#### Task details
Copy every line of the data that contains the string "Bağış".

BEGIN Supplied material

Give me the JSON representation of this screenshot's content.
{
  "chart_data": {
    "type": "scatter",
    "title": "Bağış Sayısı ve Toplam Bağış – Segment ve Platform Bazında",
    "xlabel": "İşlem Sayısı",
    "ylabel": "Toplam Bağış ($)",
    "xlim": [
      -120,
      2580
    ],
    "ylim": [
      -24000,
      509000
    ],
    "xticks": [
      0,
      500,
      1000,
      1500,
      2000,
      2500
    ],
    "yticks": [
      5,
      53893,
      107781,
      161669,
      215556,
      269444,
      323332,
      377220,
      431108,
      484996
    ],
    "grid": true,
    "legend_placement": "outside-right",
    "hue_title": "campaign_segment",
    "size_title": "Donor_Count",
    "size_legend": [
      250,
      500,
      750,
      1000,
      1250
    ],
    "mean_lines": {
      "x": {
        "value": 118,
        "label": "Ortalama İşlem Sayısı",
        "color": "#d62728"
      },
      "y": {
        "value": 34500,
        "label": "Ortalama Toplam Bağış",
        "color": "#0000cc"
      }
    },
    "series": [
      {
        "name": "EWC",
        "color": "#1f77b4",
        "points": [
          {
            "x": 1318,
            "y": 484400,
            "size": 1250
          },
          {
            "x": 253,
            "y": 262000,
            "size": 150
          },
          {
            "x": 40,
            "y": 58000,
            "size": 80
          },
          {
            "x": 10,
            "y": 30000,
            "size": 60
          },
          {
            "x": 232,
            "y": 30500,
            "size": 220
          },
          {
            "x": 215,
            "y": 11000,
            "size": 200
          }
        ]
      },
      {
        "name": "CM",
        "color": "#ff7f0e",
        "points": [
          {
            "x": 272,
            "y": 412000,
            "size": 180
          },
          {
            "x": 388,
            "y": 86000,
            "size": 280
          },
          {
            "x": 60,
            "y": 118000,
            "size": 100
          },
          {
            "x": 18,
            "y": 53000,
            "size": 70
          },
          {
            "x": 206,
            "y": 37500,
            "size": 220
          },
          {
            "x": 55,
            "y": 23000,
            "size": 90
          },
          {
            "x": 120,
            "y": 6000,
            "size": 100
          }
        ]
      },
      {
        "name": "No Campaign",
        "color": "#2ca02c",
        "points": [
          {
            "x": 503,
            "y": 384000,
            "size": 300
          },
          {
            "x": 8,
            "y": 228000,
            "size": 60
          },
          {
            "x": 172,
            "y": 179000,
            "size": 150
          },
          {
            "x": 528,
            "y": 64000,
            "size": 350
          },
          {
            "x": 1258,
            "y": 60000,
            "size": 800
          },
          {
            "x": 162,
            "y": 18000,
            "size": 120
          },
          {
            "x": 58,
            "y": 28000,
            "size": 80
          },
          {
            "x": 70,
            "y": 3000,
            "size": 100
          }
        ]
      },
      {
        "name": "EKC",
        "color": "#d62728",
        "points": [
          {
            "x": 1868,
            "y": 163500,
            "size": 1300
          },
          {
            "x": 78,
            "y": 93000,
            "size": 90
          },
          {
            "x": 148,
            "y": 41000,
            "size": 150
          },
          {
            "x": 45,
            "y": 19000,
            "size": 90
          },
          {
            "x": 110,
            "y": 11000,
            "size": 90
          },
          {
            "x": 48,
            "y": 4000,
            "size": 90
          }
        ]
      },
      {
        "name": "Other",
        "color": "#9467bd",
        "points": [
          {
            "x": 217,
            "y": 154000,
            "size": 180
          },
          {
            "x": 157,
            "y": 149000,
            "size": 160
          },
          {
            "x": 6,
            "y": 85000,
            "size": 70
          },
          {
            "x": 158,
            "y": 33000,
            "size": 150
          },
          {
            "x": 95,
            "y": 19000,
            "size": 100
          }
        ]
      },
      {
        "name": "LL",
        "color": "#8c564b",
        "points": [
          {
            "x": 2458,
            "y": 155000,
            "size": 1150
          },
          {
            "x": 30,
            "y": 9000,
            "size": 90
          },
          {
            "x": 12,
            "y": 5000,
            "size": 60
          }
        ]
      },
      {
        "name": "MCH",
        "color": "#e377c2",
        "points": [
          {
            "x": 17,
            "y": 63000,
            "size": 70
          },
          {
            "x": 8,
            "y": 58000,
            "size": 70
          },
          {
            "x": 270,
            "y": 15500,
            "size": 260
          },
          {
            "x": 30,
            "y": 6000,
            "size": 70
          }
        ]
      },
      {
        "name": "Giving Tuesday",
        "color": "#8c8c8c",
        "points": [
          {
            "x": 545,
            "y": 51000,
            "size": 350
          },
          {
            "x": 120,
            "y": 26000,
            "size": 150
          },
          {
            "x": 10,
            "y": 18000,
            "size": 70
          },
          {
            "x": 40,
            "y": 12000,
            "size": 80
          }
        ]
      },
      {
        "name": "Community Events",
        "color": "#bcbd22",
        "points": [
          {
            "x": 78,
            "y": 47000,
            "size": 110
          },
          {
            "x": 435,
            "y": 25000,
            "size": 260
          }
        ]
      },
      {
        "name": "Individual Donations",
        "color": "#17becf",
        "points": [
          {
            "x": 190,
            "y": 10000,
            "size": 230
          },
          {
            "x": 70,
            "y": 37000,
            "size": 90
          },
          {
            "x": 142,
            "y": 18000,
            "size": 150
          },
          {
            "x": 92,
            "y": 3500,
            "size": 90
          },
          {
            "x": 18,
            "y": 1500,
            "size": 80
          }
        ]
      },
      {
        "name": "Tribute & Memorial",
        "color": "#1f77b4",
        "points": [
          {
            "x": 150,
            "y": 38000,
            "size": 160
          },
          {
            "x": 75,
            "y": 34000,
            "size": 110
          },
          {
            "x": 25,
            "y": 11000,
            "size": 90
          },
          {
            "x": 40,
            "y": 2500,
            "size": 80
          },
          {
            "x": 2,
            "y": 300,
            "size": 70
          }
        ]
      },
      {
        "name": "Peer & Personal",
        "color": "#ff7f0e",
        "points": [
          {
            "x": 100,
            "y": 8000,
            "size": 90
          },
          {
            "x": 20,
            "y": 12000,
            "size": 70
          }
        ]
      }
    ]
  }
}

END Supplied material
BEGIN Supplied material

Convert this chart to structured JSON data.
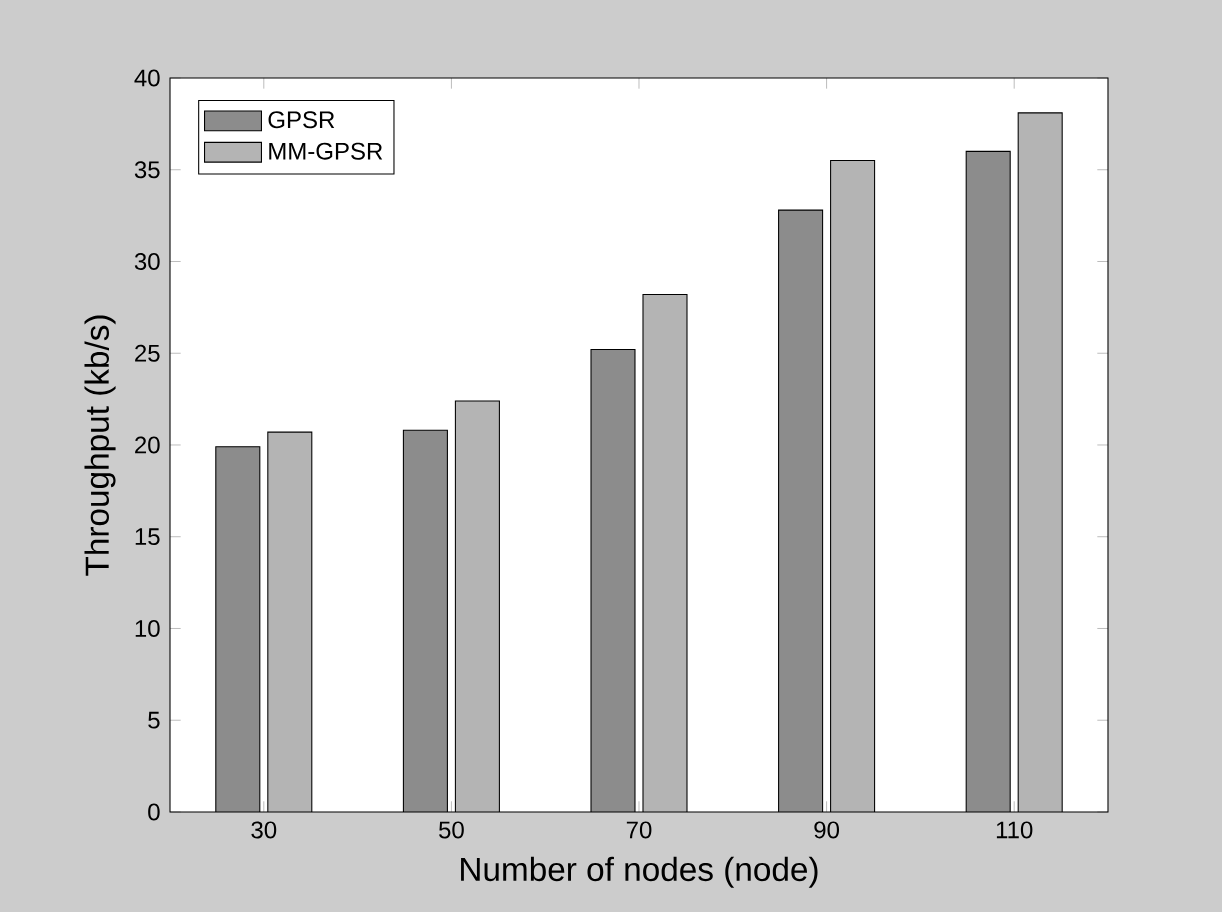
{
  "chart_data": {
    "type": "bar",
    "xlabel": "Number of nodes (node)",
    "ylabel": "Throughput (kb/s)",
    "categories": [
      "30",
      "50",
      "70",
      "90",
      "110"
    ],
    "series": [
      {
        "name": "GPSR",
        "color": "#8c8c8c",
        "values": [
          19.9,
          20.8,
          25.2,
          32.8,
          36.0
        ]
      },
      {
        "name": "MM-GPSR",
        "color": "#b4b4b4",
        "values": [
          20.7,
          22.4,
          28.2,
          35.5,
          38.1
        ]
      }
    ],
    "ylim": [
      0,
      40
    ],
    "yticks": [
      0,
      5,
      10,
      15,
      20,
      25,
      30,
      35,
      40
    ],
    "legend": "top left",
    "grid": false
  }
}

END Supplied material

#### Exercise result
    "title": "Bağış Sayısı ve Toplam Bağış – Segment ve Platform Bazında",
    "ylabel": "Toplam Bağış ($)",
        "label": "Ortalama Toplam Bağış",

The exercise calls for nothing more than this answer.